Problem to work on >>
Tell me how many lines hold "провязать", please, using only the number.

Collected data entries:
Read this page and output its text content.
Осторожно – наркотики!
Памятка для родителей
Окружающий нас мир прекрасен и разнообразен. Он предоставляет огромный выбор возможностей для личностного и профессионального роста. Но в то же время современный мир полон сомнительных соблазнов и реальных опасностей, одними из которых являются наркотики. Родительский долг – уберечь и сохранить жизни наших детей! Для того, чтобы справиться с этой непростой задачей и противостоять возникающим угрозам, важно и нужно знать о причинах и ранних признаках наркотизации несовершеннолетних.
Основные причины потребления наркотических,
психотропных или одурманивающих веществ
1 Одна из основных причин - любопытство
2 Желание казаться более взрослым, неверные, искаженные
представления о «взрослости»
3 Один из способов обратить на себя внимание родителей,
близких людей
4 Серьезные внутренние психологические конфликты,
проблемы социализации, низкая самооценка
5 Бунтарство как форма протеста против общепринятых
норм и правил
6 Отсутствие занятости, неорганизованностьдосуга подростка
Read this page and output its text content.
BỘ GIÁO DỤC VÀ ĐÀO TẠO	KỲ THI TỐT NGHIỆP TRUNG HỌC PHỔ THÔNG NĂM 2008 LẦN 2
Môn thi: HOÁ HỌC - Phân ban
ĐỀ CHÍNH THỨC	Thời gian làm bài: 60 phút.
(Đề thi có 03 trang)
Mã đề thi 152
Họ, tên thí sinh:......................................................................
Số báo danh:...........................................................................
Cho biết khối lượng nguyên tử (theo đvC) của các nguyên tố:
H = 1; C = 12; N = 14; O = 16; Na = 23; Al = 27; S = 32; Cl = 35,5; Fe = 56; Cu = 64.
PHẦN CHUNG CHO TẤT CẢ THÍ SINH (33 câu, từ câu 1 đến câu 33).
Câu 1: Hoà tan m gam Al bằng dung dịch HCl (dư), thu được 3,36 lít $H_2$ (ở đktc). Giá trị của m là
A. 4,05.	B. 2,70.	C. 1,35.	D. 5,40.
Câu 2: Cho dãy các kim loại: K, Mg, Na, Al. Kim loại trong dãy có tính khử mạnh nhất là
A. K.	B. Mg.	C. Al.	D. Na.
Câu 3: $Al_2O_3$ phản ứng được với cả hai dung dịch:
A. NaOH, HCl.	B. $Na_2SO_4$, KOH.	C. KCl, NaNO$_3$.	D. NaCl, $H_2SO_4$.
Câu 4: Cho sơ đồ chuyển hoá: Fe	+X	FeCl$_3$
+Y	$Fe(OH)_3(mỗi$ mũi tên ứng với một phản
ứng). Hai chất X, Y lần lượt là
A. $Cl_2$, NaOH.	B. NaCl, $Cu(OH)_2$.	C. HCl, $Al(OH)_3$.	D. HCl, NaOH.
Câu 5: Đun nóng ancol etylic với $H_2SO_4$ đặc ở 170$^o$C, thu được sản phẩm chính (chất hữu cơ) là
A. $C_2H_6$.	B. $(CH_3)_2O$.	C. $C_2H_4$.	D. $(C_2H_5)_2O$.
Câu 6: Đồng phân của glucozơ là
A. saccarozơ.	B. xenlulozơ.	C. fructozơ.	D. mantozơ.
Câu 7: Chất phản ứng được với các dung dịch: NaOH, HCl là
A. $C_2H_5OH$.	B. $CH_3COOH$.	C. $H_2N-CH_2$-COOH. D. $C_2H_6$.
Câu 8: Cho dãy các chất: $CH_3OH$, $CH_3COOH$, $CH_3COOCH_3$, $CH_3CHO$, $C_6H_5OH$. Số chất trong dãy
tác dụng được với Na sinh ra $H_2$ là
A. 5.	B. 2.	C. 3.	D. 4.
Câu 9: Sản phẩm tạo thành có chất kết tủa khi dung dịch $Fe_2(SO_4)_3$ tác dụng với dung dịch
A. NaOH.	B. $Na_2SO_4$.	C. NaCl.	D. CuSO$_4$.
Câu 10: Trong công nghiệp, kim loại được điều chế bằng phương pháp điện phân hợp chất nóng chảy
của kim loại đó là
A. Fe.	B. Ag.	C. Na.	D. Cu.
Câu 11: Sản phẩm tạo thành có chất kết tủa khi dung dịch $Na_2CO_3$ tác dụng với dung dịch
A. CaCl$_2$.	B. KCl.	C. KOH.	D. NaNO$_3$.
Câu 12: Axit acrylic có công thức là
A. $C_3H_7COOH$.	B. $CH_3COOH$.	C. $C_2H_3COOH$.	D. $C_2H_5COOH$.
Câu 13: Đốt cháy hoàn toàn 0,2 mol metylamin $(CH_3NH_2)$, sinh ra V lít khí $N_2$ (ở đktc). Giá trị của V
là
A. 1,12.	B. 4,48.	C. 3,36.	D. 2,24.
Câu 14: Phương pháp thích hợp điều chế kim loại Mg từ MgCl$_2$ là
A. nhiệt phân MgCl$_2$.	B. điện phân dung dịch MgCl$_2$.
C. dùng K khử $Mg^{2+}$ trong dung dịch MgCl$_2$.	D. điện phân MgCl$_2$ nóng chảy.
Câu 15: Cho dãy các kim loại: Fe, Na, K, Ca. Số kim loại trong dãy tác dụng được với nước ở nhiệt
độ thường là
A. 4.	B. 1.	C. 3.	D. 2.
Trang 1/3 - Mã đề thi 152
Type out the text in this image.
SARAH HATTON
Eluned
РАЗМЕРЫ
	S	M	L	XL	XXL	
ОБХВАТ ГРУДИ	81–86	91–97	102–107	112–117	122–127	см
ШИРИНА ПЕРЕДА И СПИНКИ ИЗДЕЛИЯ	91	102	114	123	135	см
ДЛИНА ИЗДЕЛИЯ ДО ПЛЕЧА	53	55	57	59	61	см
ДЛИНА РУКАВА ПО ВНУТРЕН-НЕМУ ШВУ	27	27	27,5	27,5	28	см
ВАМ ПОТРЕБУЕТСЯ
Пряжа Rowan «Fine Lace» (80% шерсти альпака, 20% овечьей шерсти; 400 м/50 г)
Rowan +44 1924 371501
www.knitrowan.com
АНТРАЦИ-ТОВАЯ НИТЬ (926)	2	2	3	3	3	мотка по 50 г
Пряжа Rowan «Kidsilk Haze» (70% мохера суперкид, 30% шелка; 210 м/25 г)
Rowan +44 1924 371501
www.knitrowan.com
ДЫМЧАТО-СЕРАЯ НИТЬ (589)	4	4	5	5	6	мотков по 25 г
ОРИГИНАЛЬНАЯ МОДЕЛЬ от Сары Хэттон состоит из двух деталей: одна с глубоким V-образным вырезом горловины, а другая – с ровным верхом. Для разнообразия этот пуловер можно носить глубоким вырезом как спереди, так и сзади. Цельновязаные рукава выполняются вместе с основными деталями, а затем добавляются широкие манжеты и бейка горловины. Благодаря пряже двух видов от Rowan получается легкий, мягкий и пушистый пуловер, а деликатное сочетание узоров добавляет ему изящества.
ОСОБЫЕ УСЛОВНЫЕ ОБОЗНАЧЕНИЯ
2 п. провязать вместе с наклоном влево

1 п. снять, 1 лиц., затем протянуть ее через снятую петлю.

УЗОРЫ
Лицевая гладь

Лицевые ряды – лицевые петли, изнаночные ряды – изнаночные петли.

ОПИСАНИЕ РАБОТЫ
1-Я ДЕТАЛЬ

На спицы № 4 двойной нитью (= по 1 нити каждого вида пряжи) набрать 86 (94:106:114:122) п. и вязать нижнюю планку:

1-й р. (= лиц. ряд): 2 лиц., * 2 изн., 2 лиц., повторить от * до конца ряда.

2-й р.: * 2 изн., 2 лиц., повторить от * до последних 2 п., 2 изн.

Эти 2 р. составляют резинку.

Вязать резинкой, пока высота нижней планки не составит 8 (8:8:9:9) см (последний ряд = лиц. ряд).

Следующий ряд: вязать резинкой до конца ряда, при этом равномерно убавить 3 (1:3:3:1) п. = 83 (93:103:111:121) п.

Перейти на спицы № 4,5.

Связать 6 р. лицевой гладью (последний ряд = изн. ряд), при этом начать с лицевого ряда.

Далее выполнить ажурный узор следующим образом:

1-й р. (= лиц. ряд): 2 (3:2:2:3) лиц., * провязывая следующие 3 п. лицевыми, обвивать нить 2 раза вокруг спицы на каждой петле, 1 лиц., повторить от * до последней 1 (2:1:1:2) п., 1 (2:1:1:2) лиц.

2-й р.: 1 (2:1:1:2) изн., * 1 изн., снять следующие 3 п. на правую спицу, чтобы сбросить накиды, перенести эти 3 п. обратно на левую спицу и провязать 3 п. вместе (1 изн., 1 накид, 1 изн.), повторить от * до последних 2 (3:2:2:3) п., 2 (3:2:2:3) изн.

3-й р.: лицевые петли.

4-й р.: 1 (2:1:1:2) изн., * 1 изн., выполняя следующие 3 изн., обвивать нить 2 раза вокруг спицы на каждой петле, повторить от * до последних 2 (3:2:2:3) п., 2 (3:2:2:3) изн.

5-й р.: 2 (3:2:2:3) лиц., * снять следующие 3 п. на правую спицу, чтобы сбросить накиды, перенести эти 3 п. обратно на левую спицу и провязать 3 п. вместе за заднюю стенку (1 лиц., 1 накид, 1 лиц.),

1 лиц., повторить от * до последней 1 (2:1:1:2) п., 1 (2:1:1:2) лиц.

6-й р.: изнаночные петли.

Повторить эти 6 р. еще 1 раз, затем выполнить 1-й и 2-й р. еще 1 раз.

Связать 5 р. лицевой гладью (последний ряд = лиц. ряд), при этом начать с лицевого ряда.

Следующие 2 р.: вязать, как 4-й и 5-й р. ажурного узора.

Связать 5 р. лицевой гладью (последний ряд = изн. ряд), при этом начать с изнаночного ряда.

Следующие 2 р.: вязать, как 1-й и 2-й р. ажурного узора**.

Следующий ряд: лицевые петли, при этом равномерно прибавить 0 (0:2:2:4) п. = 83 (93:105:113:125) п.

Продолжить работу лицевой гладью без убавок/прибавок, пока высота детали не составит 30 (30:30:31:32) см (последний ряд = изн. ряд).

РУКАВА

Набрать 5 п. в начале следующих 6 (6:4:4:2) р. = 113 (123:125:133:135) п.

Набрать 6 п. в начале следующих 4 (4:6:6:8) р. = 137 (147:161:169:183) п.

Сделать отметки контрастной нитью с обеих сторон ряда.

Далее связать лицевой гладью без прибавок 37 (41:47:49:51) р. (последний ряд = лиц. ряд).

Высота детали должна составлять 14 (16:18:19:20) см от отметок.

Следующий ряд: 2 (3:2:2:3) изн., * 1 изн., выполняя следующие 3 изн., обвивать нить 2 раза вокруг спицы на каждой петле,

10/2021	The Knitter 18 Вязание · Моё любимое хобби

Solved exercise >>
3